[Dataset items]

::::::::::

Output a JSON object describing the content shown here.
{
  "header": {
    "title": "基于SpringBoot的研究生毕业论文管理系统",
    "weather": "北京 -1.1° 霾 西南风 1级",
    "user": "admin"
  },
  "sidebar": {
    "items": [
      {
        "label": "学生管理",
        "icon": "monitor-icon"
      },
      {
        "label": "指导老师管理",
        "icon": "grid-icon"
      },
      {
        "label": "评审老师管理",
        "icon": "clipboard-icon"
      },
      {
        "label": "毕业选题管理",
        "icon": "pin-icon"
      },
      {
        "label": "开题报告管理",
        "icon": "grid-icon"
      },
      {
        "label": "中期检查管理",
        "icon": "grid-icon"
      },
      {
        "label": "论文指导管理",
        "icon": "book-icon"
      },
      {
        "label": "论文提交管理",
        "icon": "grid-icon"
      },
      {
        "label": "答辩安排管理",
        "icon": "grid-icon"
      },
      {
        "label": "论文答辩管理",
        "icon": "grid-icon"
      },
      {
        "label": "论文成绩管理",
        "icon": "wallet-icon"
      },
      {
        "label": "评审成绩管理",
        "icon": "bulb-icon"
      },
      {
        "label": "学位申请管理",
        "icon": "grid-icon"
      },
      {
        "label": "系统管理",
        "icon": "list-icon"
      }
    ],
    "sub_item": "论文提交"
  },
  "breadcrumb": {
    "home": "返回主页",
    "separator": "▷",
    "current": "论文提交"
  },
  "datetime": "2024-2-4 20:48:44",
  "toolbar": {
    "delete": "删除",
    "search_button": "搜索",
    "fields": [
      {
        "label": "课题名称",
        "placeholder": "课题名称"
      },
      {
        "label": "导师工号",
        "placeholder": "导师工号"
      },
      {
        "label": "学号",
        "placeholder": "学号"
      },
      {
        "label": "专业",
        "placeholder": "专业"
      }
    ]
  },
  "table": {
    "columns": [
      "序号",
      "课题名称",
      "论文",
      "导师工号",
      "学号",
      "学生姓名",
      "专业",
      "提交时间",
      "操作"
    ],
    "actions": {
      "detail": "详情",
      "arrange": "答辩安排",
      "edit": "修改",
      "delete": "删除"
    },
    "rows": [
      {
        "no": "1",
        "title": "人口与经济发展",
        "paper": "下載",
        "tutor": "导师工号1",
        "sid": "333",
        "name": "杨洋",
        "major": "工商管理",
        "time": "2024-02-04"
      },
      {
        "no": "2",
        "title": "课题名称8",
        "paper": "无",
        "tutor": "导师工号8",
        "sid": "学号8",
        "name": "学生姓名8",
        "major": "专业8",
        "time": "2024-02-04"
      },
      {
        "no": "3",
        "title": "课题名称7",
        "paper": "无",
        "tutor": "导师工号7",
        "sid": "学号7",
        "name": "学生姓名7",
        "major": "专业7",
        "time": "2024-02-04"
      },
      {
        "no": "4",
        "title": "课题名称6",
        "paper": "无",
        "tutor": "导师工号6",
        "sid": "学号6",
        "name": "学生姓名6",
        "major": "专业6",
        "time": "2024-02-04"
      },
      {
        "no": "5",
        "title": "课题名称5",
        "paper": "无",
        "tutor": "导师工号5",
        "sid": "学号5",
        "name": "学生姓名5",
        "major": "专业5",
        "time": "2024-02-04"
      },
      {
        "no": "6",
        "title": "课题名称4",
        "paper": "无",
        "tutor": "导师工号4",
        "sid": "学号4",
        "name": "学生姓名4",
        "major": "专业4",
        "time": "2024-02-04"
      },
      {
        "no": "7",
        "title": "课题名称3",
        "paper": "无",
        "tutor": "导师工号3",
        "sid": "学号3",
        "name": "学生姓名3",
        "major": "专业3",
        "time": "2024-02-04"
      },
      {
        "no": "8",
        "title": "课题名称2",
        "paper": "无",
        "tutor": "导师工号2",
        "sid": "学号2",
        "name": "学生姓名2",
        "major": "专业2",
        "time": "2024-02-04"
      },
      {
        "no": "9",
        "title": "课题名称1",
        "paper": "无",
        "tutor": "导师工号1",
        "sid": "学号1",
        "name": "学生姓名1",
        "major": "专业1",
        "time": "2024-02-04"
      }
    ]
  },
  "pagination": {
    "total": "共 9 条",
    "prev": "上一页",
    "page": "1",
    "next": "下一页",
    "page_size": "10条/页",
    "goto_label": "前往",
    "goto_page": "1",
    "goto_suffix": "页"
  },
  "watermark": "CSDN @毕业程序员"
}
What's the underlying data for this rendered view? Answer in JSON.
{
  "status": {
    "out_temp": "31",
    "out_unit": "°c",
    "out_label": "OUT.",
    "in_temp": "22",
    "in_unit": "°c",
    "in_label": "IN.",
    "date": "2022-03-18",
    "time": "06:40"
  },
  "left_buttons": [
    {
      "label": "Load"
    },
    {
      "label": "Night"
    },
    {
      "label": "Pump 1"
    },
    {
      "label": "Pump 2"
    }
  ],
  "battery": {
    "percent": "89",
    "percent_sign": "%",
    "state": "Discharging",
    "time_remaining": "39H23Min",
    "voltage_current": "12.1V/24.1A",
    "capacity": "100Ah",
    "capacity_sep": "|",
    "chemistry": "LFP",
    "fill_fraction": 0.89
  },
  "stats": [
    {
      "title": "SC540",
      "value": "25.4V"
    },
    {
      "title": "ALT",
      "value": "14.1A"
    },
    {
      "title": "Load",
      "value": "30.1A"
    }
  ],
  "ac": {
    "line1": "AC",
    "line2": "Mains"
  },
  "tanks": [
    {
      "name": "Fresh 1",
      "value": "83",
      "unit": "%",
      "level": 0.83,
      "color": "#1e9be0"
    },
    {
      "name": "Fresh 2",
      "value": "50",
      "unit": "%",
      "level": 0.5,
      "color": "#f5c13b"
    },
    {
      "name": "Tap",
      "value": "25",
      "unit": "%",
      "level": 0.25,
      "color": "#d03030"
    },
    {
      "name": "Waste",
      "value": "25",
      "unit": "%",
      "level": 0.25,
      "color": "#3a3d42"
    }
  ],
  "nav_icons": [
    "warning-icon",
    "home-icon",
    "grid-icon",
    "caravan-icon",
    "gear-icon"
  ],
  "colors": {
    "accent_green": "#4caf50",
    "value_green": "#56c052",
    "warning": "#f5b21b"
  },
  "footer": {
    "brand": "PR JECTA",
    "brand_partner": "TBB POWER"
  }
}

::::::::::

Quote every entry exactly.

→ Answer to the problem
Output a JSON object describing the content shown here.
{
  "header": {
    "title": "基于SpringBoot的研究生毕业论文管理系统",
    "weather": "北京 -1.1° 霾 西南风 1级",
    "user": "admin"
  },
  "sidebar": {
    "items": [
      {
        "label": "学生管理",
        "icon": "monitor-icon"
      },
      {
        "label": "指导老师管理",
        "icon": "grid-icon"
      },
      {
        "label": "评审老师管理",
        "icon": "clipboard-icon"
      },
      {
        "label": "毕业选题管理",
        "icon": "pin-icon"
      },
      {
        "label": "开题报告管理",
        "icon": "grid-icon"
      },
      {
        "label": "中期检查管理",
        "icon": "grid-icon"
      },
      {
        "label": "论文指导管理",
        "icon": "book-icon"
      },
      {
        "label": "论文提交管理",
        "icon": "grid-icon"
      },
      {
        "label": "答辩安排管理",
        "icon": "grid-icon"
      },
      {
        "label": "论文答辩管理",
        "icon": "grid-icon"
      },
      {
        "label": "论文成绩管理",
        "icon": "wallet-icon"
      },
      {
        "label": "评审成绩管理",
        "icon": "bulb-icon"
      },
      {
        "label": "学位申请管理",
        "icon": "grid-icon"
      },
      {
        "label": "系统管理",
        "icon": "list-icon"
      }
    ],
    "sub_item": "论文提交"
  },
  "breadcrumb": {
    "home": "返回主页",
    "separator": "▷",
    "current": "论文提交"
  },
  "datetime": "2024-2-4 20:48:44",
  "toolbar": {
    "delete": "删除",
    "search_button": "搜索",
    "fields": [
      {
        "label": "课题名称",
        "placeholder": "课题名称"
      },
      {
        "label": "导师工号",
        "placeholder": "导师工号"
      },
      {
        "label": "学号",
        "placeholder": "学号"
      },
      {
        "label": "专业",
        "placeholder": "专业"
      }
    ]
  },
  "table": {
    "columns": [
      "序号",
      "课题名称",
      "论文",
      "导师工号",
      "学号",
      "学生姓名",
      "专业",
      "提交时间",
      "操作"
    ],
    "actions": {
      "detail": "详情",
      "arrange": "答辩安排",
      "edit": "修改",
      "delete": "删除"
    },
    "rows": [
      {
        "no": "1",
        "title": "人口与经济发展",
        "paper": "下載",
        "tutor": "导师工号1",
        "sid": "333",
        "name": "杨洋",
        "major": "工商管理",
        "time": "2024-02-04"
      },
      {
        "no": "2",
        "title": "课题名称8",
        "paper": "无",
        "tutor": "导师工号8",
        "sid": "学号8",
        "name": "学生姓名8",
        "major": "专业8",
        "time": "2024-02-04"
      },
      {
        "no": "3",
        "title": "课题名称7",
        "paper": "无",
        "tutor": "导师工号7",
        "sid": "学号7",
        "name": "学生姓名7",
        "major": "专业7",
        "time": "2024-02-04"
      },
      {
        "no": "4",
        "title": "课题名称6",
        "paper": "无",
        "tutor": "导师工号6",
        "sid": "学号6",
        "name": "学生姓名6",
        "major": "专业6",
        "time": "2024-02-04"
      },
      {
        "no": "5",
        "title": "课题名称5",
        "paper": "无",
        "tutor": "导师工号5",
        "sid": "学号5",
        "name": "学生姓名5",
        "major": "专业5",
        "time": "2024-02-04"
      },
      {
        "no": "6",
        "title": "课题名称4",
        "paper": "无",
        "tutor": "导师工号4",
        "sid": "学号4",
        "name": "学生姓名4",
        "major": "专业4",
        "time": "2024-02-04"
      },
      {
        "no": "7",
        "title": "课题名称3",
        "paper": "无",
        "tutor": "导师工号3",
        "sid": "学号3",
        "name": "学生姓名3",
        "major": "专业3",
        "time": "2024-02-04"
      },
      {
        "no": "8",
        "title": "课题名称2",
        "paper": "无",
        "tutor": "导师工号2",
        "sid": "学号2",
        "name": "学生姓名2",
        "major": "专业2",
        "time": "2024-02-04"
      },
      {
        "no": "9",
        "title": "课题名称1",
        "paper": "无",
        "tutor": "导师工号1",
        "sid": "学号1",
        "name": "学生姓名1",
        "major": "专业1",
        "time": "2024-02-04"
      }
    ]
  },
  "pagination": {
    "total": "共 9 条",
    "prev": "上一页",
    "page": "1",
    "next": "下一页",
    "page_size": "10条/页",
    "goto_label": "前往",
    "goto_page": "1",
    "goto_suffix": "页"
  },
  "watermark": "CSDN @毕业程序员"
}
What's the underlying data for this rendered view? Answer in JSON.
{
  "status": {
    "out_temp": "31",
    "out_unit": "°c",
    "out_label": "OUT.",
    "in_temp": "22",
    "in_unit": "°c",
    "in_label": "IN.",
    "date": "2022-03-18",
    "time": "06:40"
  },
  "left_buttons": [
    {
      "label": "Load"
    },
    {
      "label": "Night"
    },
    {
      "label": "Pump 1"
    },
    {
      "label": "Pump 2"
    }
  ],
  "battery": {
    "percent": "89",
    "percent_sign": "%",
    "state": "Discharging",
    "time_remaining": "39H23Min",
    "voltage_current": "12.1V/24.1A",
    "capacity": "100Ah",
    "capacity_sep": "|",
    "chemistry": "LFP",
    "fill_fraction": 0.89
  },
  "stats": [
    {
      "title": "SC540",
      "value": "25.4V"
    },
    {
      "title": "ALT",
      "value": "14.1A"
    },
    {
      "title": "Load",
      "value": "30.1A"
    }
  ],
  "ac": {
    "line1": "AC",
    "line2": "Mains"
  },
  "tanks": [
    {
      "name": "Fresh 1",
      "value": "83",
      "unit": "%",
      "level": 0.83,
      "color": "#1e9be0"
    },
    {
      "name": "Fresh 2",
      "value": "50",
      "unit": "%",
      "level": 0.5,
      "color": "#f5c13b"
    },
    {
      "name": "Tap",
      "value": "25",
      "unit": "%",
      "level": 0.25,
      "color": "#d03030"
    },
    {
      "name": "Waste",
      "value": "25",
      "unit": "%",
      "level": 0.25,
      "color": "#3a3d42"
    }
  ],
  "nav_icons": [
    "warning-icon",
    "home-icon",
    "grid-icon",
    "caravan-icon",
    "gear-icon"
  ],
  "colors": {
    "accent_green": "#4caf50",
    "value_green": "#56c052",
    "warning": "#f5b21b"
  },
  "footer": {
    "brand": "PR JECTA",
    "brand_partner": "TBB POWER"
  }
}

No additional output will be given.